> **The exercise**: Copy out all lines of the records in which the word "xlabel" appears.

>> START Information supplied

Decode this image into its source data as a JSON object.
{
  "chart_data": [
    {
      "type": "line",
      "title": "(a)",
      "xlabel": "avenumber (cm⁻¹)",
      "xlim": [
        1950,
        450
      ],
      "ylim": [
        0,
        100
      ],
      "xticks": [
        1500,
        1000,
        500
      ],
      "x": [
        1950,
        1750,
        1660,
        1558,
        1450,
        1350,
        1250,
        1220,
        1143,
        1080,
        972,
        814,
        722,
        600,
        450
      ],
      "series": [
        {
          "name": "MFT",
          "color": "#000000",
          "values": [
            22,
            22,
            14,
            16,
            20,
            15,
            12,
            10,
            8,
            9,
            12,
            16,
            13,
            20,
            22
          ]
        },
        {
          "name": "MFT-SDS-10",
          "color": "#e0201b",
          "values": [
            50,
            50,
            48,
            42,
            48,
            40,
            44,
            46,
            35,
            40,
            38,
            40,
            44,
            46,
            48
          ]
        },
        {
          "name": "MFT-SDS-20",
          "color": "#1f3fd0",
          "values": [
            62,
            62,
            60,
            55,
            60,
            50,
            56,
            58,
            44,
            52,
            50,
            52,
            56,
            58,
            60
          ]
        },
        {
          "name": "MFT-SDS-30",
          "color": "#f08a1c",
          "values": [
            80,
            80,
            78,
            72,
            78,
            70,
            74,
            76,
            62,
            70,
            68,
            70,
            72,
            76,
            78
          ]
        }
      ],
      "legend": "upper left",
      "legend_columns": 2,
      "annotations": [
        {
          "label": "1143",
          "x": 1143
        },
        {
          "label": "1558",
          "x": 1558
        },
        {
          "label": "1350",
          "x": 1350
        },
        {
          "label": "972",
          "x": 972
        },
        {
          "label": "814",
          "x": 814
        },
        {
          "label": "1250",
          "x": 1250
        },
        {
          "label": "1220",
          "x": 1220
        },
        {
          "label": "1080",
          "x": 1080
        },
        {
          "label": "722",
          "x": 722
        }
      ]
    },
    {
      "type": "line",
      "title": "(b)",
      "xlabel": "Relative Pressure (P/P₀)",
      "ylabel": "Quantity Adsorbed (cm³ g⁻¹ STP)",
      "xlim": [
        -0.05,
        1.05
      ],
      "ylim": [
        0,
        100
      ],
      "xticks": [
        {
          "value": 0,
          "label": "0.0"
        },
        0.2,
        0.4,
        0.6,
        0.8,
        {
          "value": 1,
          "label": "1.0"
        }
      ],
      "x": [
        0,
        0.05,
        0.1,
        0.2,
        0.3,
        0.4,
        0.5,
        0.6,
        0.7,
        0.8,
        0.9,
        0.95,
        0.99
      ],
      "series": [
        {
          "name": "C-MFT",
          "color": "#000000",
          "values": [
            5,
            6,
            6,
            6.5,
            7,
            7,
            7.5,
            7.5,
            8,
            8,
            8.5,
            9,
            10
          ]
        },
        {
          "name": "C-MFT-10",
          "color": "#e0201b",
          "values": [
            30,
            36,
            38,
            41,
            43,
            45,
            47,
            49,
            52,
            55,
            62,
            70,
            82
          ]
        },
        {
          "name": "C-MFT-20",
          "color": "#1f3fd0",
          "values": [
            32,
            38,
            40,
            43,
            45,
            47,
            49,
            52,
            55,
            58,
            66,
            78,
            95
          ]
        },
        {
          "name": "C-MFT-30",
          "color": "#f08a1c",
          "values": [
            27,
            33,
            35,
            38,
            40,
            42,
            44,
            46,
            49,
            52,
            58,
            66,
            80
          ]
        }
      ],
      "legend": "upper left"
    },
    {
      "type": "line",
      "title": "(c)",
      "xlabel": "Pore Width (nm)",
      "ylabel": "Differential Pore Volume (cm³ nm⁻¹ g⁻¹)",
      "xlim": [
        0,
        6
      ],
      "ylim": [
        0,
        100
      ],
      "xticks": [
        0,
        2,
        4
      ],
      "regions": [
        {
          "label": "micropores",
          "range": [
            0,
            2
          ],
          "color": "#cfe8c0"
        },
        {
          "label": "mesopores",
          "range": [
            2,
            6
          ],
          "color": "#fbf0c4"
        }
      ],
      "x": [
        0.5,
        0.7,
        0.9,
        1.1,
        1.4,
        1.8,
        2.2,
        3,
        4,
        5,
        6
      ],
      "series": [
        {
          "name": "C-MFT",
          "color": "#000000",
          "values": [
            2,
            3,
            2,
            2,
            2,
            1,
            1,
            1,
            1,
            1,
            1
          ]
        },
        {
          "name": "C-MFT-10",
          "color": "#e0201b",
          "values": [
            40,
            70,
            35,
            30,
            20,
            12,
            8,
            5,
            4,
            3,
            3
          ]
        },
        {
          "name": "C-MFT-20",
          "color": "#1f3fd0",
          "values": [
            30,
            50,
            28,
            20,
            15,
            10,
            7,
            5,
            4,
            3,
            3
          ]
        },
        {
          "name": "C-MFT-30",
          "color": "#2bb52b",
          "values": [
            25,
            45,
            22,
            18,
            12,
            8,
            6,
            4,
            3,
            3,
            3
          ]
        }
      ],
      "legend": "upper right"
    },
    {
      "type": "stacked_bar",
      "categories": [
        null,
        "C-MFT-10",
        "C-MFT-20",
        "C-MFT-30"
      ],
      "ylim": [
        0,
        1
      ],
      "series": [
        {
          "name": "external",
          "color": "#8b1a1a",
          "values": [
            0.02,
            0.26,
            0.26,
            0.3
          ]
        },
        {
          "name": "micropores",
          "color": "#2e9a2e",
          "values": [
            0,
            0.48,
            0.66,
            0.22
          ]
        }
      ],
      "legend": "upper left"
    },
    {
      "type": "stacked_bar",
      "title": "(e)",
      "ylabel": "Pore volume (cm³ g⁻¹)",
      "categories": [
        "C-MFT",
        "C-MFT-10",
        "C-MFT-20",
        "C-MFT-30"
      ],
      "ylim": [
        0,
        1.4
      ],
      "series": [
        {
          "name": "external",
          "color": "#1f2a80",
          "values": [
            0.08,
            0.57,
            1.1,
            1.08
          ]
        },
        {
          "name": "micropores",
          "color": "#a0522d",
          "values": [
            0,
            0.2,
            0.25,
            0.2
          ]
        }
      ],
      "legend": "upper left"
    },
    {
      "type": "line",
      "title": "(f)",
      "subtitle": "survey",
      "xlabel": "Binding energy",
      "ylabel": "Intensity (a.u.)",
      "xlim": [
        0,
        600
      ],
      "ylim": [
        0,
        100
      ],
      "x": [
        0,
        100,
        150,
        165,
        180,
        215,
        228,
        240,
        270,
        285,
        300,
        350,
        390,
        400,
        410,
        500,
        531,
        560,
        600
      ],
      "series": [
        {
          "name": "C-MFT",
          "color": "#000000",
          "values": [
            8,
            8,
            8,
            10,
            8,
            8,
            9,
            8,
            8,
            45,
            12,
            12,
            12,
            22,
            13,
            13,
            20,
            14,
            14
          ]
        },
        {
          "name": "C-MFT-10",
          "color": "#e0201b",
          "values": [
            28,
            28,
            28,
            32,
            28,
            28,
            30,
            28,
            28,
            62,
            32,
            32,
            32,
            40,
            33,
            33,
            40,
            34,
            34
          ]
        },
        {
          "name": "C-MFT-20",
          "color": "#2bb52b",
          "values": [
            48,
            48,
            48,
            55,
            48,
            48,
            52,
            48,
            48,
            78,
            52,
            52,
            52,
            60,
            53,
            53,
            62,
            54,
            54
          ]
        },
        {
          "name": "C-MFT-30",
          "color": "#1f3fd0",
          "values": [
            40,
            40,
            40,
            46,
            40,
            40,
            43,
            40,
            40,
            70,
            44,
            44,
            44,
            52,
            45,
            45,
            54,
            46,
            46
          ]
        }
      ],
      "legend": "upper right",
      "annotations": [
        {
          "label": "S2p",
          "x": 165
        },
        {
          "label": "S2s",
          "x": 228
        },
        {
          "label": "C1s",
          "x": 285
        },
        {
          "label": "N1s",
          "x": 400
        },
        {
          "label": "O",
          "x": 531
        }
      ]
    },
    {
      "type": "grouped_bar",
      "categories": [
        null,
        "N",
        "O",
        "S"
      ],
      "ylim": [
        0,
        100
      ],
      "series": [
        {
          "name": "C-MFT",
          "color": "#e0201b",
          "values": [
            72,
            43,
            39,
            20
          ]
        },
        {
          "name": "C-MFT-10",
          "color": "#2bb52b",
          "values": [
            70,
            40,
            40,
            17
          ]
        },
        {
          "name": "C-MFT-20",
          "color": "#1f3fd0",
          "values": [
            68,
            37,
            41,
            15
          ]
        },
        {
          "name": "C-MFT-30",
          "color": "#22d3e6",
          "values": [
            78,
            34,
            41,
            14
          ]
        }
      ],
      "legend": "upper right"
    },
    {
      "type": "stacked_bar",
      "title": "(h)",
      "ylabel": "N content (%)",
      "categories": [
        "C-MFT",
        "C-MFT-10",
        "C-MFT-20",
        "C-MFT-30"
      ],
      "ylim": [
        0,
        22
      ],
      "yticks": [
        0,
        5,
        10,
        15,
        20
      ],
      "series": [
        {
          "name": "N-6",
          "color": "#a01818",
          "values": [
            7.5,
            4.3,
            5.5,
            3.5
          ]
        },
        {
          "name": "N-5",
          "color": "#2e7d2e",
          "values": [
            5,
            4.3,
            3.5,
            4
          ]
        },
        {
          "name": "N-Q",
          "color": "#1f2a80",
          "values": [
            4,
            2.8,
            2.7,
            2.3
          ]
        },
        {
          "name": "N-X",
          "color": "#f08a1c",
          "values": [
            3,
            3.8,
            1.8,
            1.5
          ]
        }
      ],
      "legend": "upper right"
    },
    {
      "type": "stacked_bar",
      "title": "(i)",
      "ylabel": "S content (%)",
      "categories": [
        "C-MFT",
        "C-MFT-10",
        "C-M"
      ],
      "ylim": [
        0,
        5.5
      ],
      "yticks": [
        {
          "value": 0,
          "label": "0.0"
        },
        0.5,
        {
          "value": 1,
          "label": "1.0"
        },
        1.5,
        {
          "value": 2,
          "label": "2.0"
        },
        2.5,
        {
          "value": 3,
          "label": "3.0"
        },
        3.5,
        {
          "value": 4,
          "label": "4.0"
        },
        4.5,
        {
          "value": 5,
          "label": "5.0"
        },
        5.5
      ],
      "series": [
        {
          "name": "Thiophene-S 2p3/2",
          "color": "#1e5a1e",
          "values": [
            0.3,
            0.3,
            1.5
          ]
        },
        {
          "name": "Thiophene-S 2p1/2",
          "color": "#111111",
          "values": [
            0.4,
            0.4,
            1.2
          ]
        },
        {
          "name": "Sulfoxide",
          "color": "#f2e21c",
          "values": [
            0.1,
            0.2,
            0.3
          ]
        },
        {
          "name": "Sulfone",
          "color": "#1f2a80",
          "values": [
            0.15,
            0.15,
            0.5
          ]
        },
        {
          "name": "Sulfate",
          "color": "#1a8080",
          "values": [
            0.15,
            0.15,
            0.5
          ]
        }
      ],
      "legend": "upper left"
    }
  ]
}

>> END Information supplied

> **Exercise solution**:
      "xlabel": "avenumber (cm⁻¹)",
      "xlabel": "Relative Pressure (P/P₀)",
      "xlabel": "Pore Width (nm)",
      "xlabel": "Binding energy",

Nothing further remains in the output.